Problem to work on: Set the listing down again exactly, please, apart from its pictures.

Stored rows:

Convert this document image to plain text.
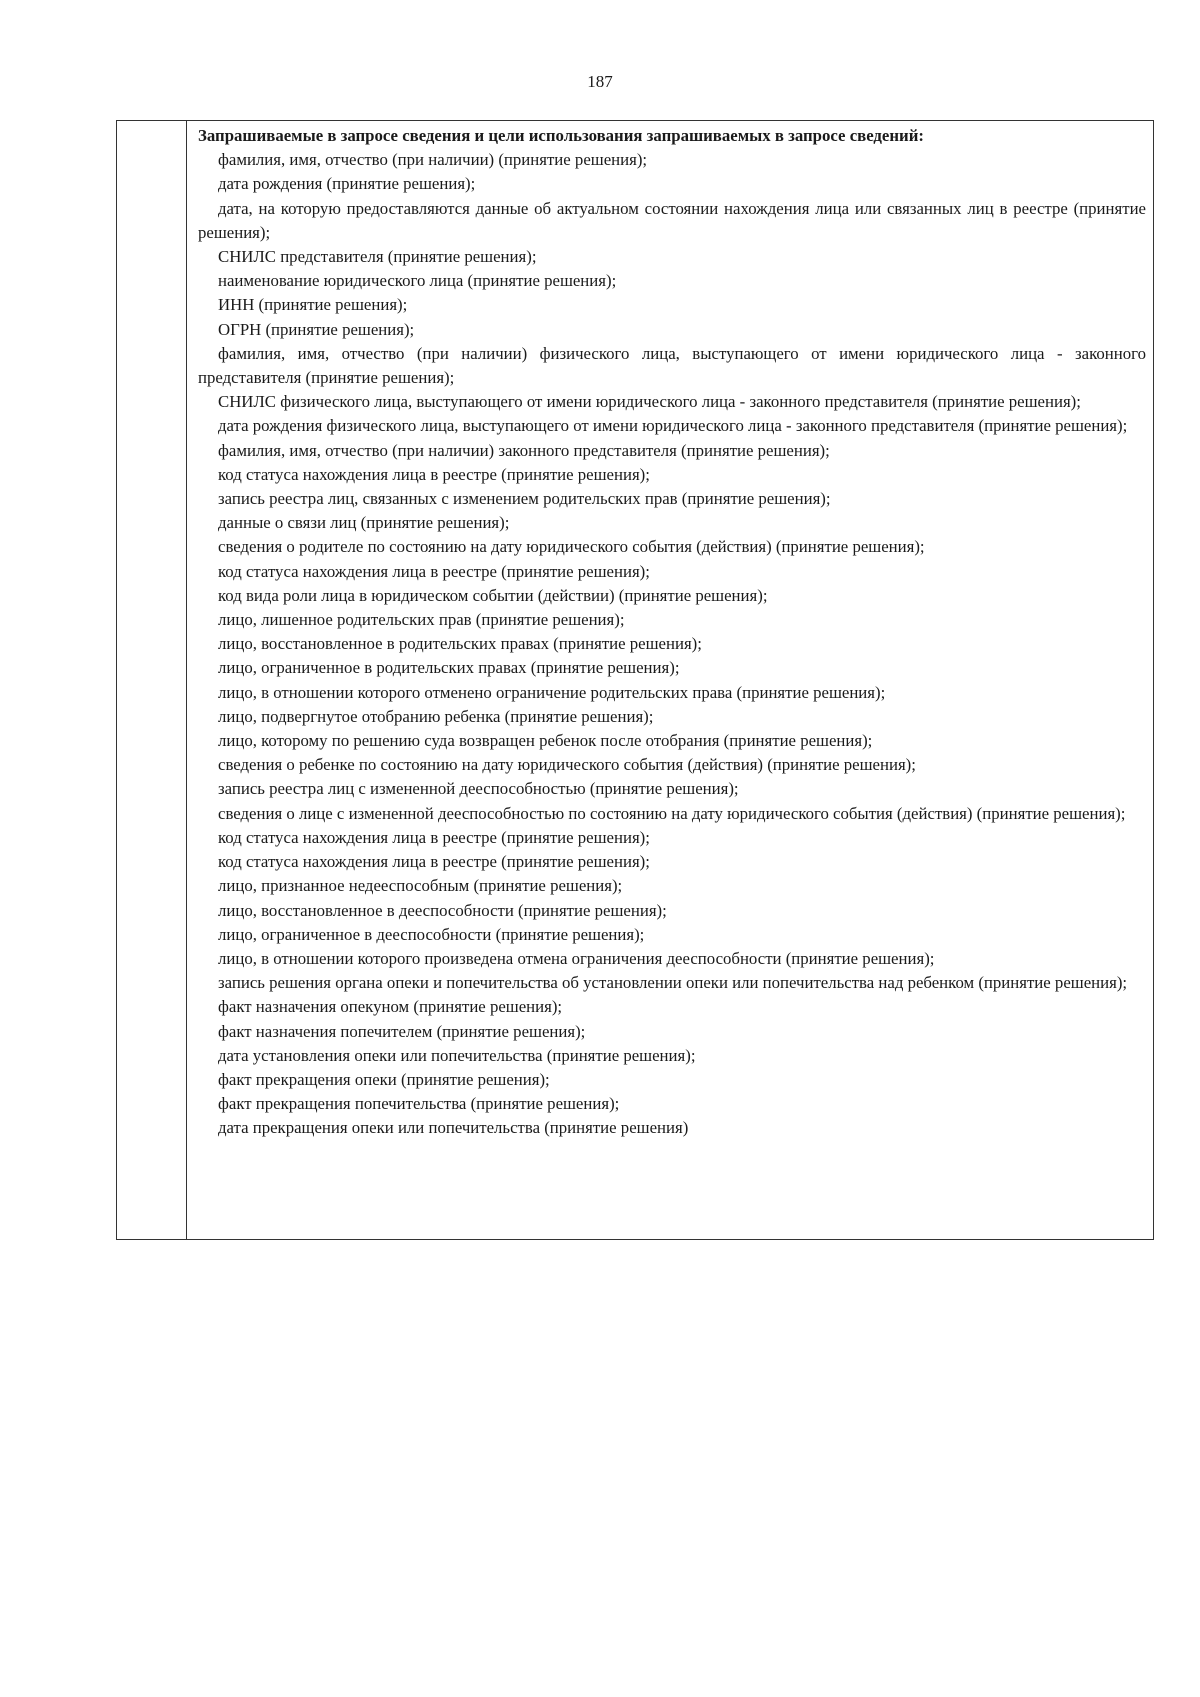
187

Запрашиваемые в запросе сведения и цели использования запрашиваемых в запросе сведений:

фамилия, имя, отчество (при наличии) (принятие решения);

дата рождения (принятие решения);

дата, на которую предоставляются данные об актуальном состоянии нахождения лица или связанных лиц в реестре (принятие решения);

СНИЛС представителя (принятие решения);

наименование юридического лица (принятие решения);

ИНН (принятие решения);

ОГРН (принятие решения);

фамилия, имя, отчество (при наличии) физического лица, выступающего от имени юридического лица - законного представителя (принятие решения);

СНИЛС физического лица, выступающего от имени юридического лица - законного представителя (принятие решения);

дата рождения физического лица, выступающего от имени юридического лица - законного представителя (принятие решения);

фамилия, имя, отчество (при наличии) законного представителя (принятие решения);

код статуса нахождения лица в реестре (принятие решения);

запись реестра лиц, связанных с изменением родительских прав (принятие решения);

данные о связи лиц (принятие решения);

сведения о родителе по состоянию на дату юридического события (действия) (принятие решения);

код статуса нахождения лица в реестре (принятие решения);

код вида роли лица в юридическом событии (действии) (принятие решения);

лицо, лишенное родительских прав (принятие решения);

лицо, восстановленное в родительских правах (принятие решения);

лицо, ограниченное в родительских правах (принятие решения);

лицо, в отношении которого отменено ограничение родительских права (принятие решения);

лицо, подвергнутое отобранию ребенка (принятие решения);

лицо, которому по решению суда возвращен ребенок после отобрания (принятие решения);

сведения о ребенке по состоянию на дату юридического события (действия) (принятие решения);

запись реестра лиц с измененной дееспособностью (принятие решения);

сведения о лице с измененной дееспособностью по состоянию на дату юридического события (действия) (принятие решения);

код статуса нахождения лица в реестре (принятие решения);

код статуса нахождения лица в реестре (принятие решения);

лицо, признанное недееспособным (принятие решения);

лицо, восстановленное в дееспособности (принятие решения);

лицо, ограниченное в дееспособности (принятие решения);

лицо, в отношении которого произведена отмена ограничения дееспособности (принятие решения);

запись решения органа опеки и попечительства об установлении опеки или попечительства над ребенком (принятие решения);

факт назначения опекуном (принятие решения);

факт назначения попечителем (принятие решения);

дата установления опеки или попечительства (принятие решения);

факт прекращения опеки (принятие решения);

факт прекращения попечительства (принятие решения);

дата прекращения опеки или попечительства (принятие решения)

Finished task:
Convert this document image to plain text.
187

Запрашиваемые в запросе сведения и цели использования запрашиваемых в запросе сведений:

фамилия, имя, отчество (при наличии) (принятие решения);

дата рождения (принятие решения);

дата, на которую предоставляются данные об актуальном состоянии нахождения лица или связанных лиц в реестре (принятие решения);

СНИЛС представителя (принятие решения);

наименование юридического лица (принятие решения);

ИНН (принятие решения);

ОГРН (принятие решения);

фамилия, имя, отчество (при наличии) физического лица, выступающего от имени юридического лица - законного представителя (принятие решения);

СНИЛС физического лица, выступающего от имени юридического лица - законного представителя (принятие решения);

дата рождения физического лица, выступающего от имени юридического лица - законного представителя (принятие решения);

фамилия, имя, отчество (при наличии) законного представителя (принятие решения);

код статуса нахождения лица в реестре (принятие решения);

запись реестра лиц, связанных с изменением родительских прав (принятие решения);

данные о связи лиц (принятие решения);

сведения о родителе по состоянию на дату юридического события (действия) (принятие решения);

код статуса нахождения лица в реестре (принятие решения);

код вида роли лица в юридическом событии (действии) (принятие решения);

лицо, лишенное родительских прав (принятие решения);

лицо, восстановленное в родительских правах (принятие решения);

лицо, ограниченное в родительских правах (принятие решения);

лицо, в отношении которого отменено ограничение родительских права (принятие решения);

лицо, подвергнутое отобранию ребенка (принятие решения);

лицо, которому по решению суда возвращен ребенок после отобрания (принятие решения);

сведения о ребенке по состоянию на дату юридического события (действия) (принятие решения);

запись реестра лиц с измененной дееспособностью (принятие решения);

сведения о лице с измененной дееспособностью по состоянию на дату юридического события (действия) (принятие решения);

код статуса нахождения лица в реестре (принятие решения);

код статуса нахождения лица в реестре (принятие решения);

лицо, признанное недееспособным (принятие решения);

лицо, восстановленное в дееспособности (принятие решения);

лицо, ограниченное в дееспособности (принятие решения);

лицо, в отношении которого произведена отмена ограничения дееспособности (принятие решения);

запись решения органа опеки и попечительства об установлении опеки или попечительства над ребенком (принятие решения);

факт назначения опекуном (принятие решения);

факт назначения попечителем (принятие решения);

дата установления опеки или попечительства (принятие решения);

факт прекращения опеки (принятие решения);

факт прекращения попечительства (принятие решения);

дата прекращения опеки или попечительства (принятие решения)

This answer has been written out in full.